What the task requires: Filter the listing and keep only the lines with the word "JSON".

★ ★ ★ ★ ★

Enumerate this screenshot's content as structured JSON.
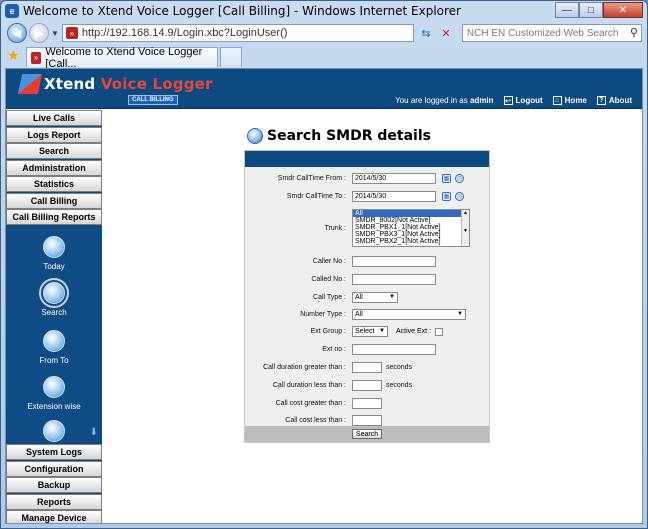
{
  "window": {
    "title": "Welcome to Xtend Voice Logger [Call Billing] - Windows Internet Explorer",
    "minimize": "—",
    "maximize": "□",
    "close": "✕"
  },
  "browser": {
    "url": "http://192.168.14.9/Login.xbc?LoginUser()",
    "search_placeholder": "NCH EN Customized Web Search",
    "tab_title": "Welcome to Xtend Voice Logger [Call..."
  },
  "header": {
    "logo_xtend": "Xtend",
    "logo_rest": "Voice Logger",
    "logo_tag": "CALL BILLING",
    "logged_in_prefix": "You are logged in as",
    "username": "admin",
    "links": [
      "Logout",
      "Home",
      "About"
    ]
  },
  "sidebar": {
    "top_items": [
      "Live Calls",
      "Logs Report",
      "Search",
      "Administration",
      "Statistics",
      "Call Billing",
      "Call Billing Reports"
    ],
    "sub_items": [
      "Today",
      "Search",
      "From To",
      "Extension wise"
    ],
    "active_sub_item": "Search",
    "bottom_items": [
      "System Logs",
      "Configuration",
      "Backup",
      "Reports",
      "Manage Device"
    ]
  },
  "main": {
    "heading": "Search SMDR details"
  },
  "form": {
    "from_label": "Smdr CallTime From :",
    "from_value": "2014/5/30",
    "to_label": "Smdr CallTime To :",
    "to_value": "2014/5/30",
    "trunk_label": "Trunk :",
    "trunk_options": [
      "All",
      "SMDR_8002[Not Active]",
      "SMDR_PBX1_1[Not Active]",
      "SMDR_PBX3_1[Not Active]",
      "SMDR_PBX2_1[Not Active]"
    ],
    "trunk_selected": "All",
    "caller_label": "Caller No :",
    "called_label": "Called No :",
    "calltype_label": "Call Type :",
    "calltype_value": "All",
    "numbertype_label": "Number Type :",
    "numbertype_value": "All",
    "extgroup_label": "Ext Group :",
    "extgroup_value": "Select",
    "activeext_label": "Active Ext :",
    "extno_label": "Ext no :",
    "dur_gt_label": "Call duration greater than :",
    "dur_lt_label": "Call duration less than :",
    "seconds": "seconds",
    "cost_gt_label": "Call cost greater than :",
    "cost_lt_label": "Call cost less than :",
    "search_button": "Search"
  }
}
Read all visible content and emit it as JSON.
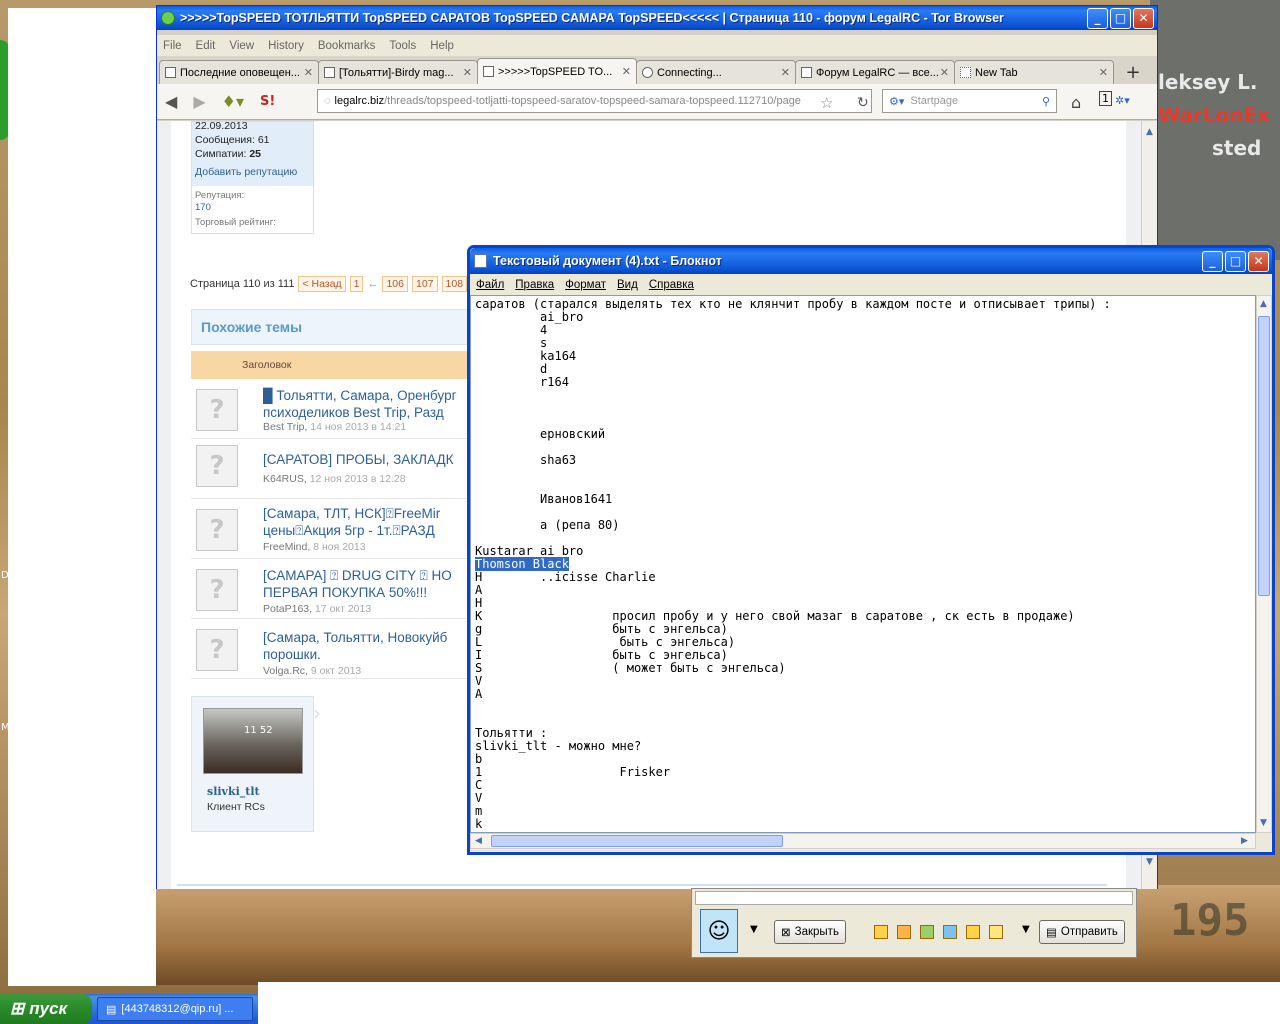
{
  "desktop": {
    "side_lines": [
      "leksey L.",
      "WarLonEx",
      "sted"
    ],
    "left_chars": [
      "D",
      "M"
    ],
    "hud": "195"
  },
  "browser": {
    "title": ">>>>>TopSPEED ТОТЛЬЯТТИ TopSPEED САРАТОВ TopSPEED САМАРА TopSPEED<<<<< | Страница 110 - форум LegalRC - Tor Browser",
    "menu": [
      "File",
      "Edit",
      "View",
      "History",
      "Bookmarks",
      "Tools",
      "Help"
    ],
    "tabs": [
      {
        "label": "Последние оповещен..."
      },
      {
        "label": "[Тольятти]-Birdy mag..."
      },
      {
        "label": ">>>>>TopSPEED TO..."
      },
      {
        "label": "Connecting..."
      },
      {
        "label": "Форум LegalRC — все..."
      },
      {
        "label": "New Tab"
      }
    ],
    "url_host": "legalrc.biz",
    "url_path": "/threads/topspeed-totljatti-topspeed-saratov-topspeed-samara-topspeed.112710/page",
    "search_placeholder": "Startpage",
    "tor_badge": "1"
  },
  "forum": {
    "user_lines": [
      "22.09.2013",
      "Сообщения: 61",
      "Симпатии:",
      "25",
      "Добавить репутацию",
      "Репутация:",
      "170",
      "Торговый рейтинг:"
    ],
    "pager": {
      "label": "Страница 110 из 111",
      "prev": "< Назад",
      "pages": [
        "1",
        "106",
        "107",
        "108"
      ],
      "sep": "←"
    },
    "similar_title": "Похожие темы",
    "table_header": "Заголовок",
    "threads": [
      {
        "title1": "█ Тольятти, Самара, Оренбург",
        "title2": "психоделиков Best Trip, Разд",
        "author": "Best Trip",
        "date": "14 ноя 2013 в 14:21"
      },
      {
        "title1": "[САРАТОВ] ПРОБЫ, ЗАКЛАДК",
        "title2": "",
        "author": "K64RUS",
        "date": "12 ноя 2013 в 12:28"
      },
      {
        "title1": "[Самара, ТЛТ, НСК]⍰FreeMir",
        "title2": "цены⍰Акция 5гр - 1т.⍰РАЗД",
        "author": "FreeMind",
        "date": "8 ноя 2013"
      },
      {
        "title1": "[САМАРА] ⍰ DRUG CITY ⍰ НО",
        "title2": "ПЕРВАЯ ПОКУПКА 50%!!!",
        "author": "PotaP163",
        "date": "17 окт 2013"
      },
      {
        "title1": "[Самара, Тольятти, Новокуйб",
        "title2": "порошки.",
        "author": "Volga.Rc",
        "date": "9 окт 2013"
      }
    ],
    "profile": {
      "name": "slivki_tlt",
      "role": "Клиент RCs",
      "photo_text": "11 52"
    }
  },
  "notepad": {
    "title": "Текстовый документ (4).txt - Блокнот",
    "menu": [
      "Файл",
      "Правка",
      "Формат",
      "Вид",
      "Справка"
    ],
    "lines_before": "саратов (старался выделять тех кто не клянчит пробу в каждом посте и отписывает трипы) :\n         ai_bro\n         4\n         s\n         ka164\n         d\n         r164\n\n\n\n         ерновский\n\n         sha63\n\n\n         Иванов1641\n\n         а (репа 80)\n\nKustarar ai_bro",
    "selected": "Thomson Black",
    "lines_after": "\nH        ..icisse Charlie\nA\nH\nK                  просил пробу и у него свой мазаг в саратове , ск есть в продаже)\ng                  быть с энгельса)\nL                   быть с энгельса)\nI                  быть с энгельса)\nS                  ( может быть с энгельса)\nV\nA\n\n\nТольятти :\nslivki_tlt - можно мне?\nb\n1                   Frisker\nC\nV\nm\nk"
  },
  "chat": {
    "close_label": "Закрыть",
    "send_label": "Отправить"
  },
  "taskbar": {
    "start_label": "пуск",
    "task_label": "[443748312@qip.ru] ..."
  }
}
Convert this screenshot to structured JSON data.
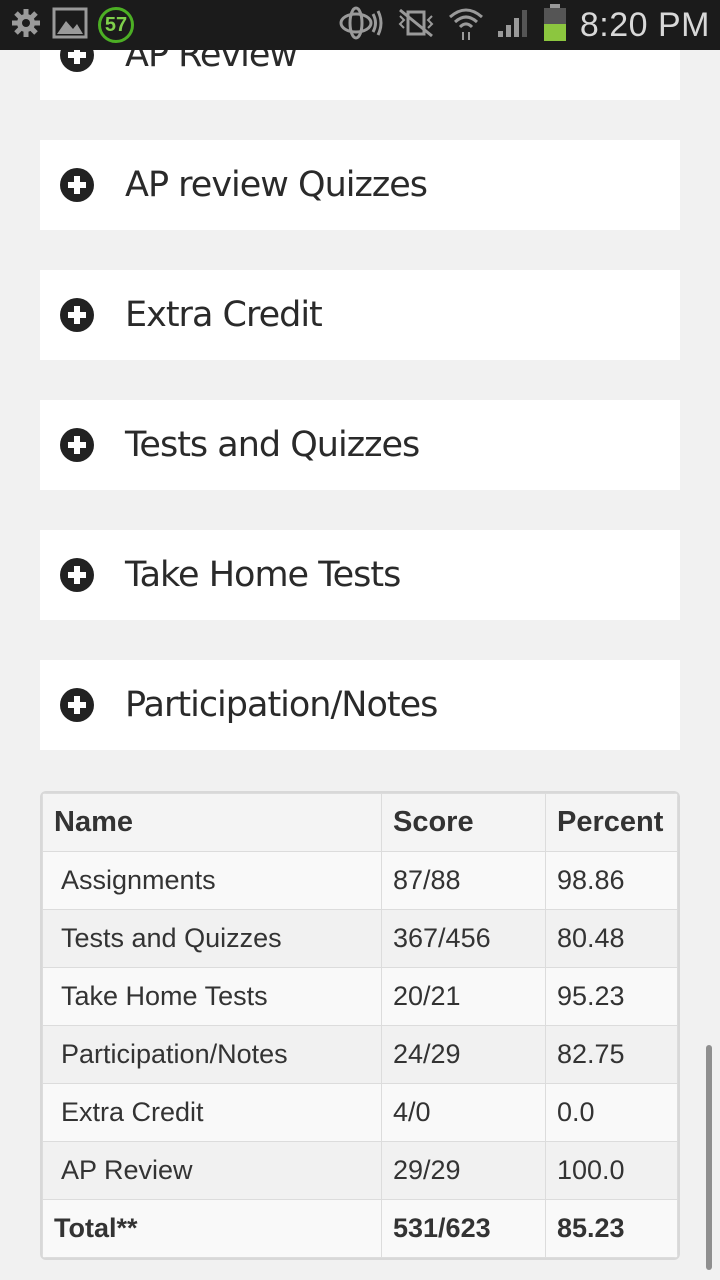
{
  "status_bar": {
    "notification_count": "57",
    "time": "8:20 PM",
    "colors": {
      "battery": "#8cc63f",
      "badge": "#4caf24"
    }
  },
  "sections": [
    {
      "label": "AP Review"
    },
    {
      "label": "AP review Quizzes"
    },
    {
      "label": "Extra Credit"
    },
    {
      "label": "Tests and Quizzes"
    },
    {
      "label": "Take Home Tests"
    },
    {
      "label": "Participation/Notes"
    }
  ],
  "grades": {
    "headers": {
      "name": "Name",
      "score": "Score",
      "percent": "Percent"
    },
    "rows": [
      {
        "name": "Assignments",
        "score": "87/88",
        "percent": "98.86"
      },
      {
        "name": "Tests and Quizzes",
        "score": "367/456",
        "percent": "80.48"
      },
      {
        "name": "Take Home Tests",
        "score": "20/21",
        "percent": "95.23"
      },
      {
        "name": "Participation/Notes",
        "score": "24/29",
        "percent": "82.75"
      },
      {
        "name": "Extra Credit",
        "score": "4/0",
        "percent": "0.0"
      },
      {
        "name": "AP Review",
        "score": "29/29",
        "percent": "100.0"
      }
    ],
    "total": {
      "name": "Total**",
      "score": "531/623",
      "percent": "85.23"
    }
  }
}
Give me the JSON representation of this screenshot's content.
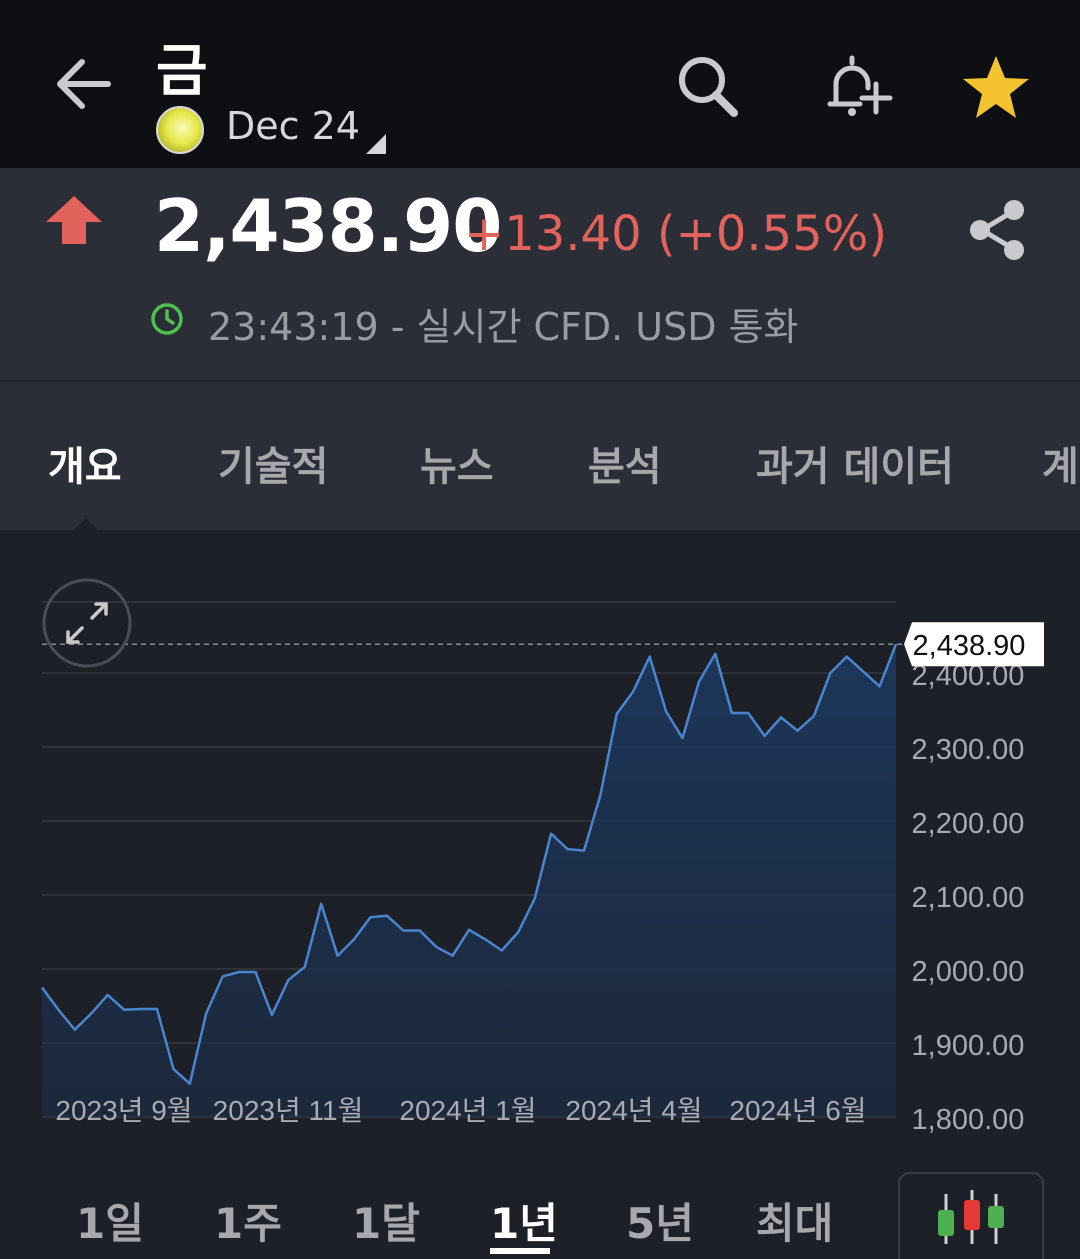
{
  "header": {
    "title": "금",
    "contract": "Dec 24"
  },
  "quote": {
    "price": "2,438.90",
    "change": "+13.40 (+0.55%)",
    "meta": "23:43:19 - 실시간 CFD. USD 통화",
    "direction": "up",
    "up_color": "#e2625c"
  },
  "tabs": [
    {
      "label": "개요",
      "active": true
    },
    {
      "label": "기술적",
      "active": false
    },
    {
      "label": "뉴스",
      "active": false
    },
    {
      "label": "분석",
      "active": false
    },
    {
      "label": "과거 데이터",
      "active": false
    },
    {
      "label": "계",
      "active": false
    }
  ],
  "ranges": [
    {
      "label": "1일",
      "active": false
    },
    {
      "label": "1주",
      "active": false
    },
    {
      "label": "1달",
      "active": false
    },
    {
      "label": "1년",
      "active": true
    },
    {
      "label": "5년",
      "active": false
    },
    {
      "label": "최대",
      "active": false
    }
  ],
  "chart_data": {
    "type": "area",
    "y_ticks": [
      "2,400.00",
      "2,300.00",
      "2,200.00",
      "2,100.00",
      "2,000.00",
      "1,900.00",
      "1,800.00"
    ],
    "x_ticks": [
      "2023년 9월",
      "2023년 11월",
      "2024년 1월",
      "2024년 4월",
      "2024년 6월"
    ],
    "ylim": [
      1800,
      2500
    ],
    "current_value": 2438.9,
    "current_label": "2,438.90",
    "line_color": "#4a86d0",
    "values": [
      1975,
      1945,
      1918,
      1940,
      1965,
      1945,
      1946,
      1946,
      1865,
      1845,
      1940,
      1990,
      1996,
      1996,
      1938,
      1985,
      2003,
      2088,
      2018,
      2040,
      2070,
      2072,
      2052,
      2052,
      2030,
      2018,
      2053,
      2040,
      2025,
      2050,
      2095,
      2183,
      2162,
      2160,
      2235,
      2345,
      2375,
      2422,
      2348,
      2312,
      2388,
      2426,
      2346,
      2346,
      2315,
      2340,
      2322,
      2342,
      2400,
      2422,
      2402,
      2382,
      2438.9
    ]
  }
}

★ ★ ★ ★ ★

Result of this exercise:
Enumerate this screenshot's content as structured JSON.
Read all visible content and emit it as JSON.
Convert this screenshot to structured JSON data.
Give me the JSON representation of this screenshot's content.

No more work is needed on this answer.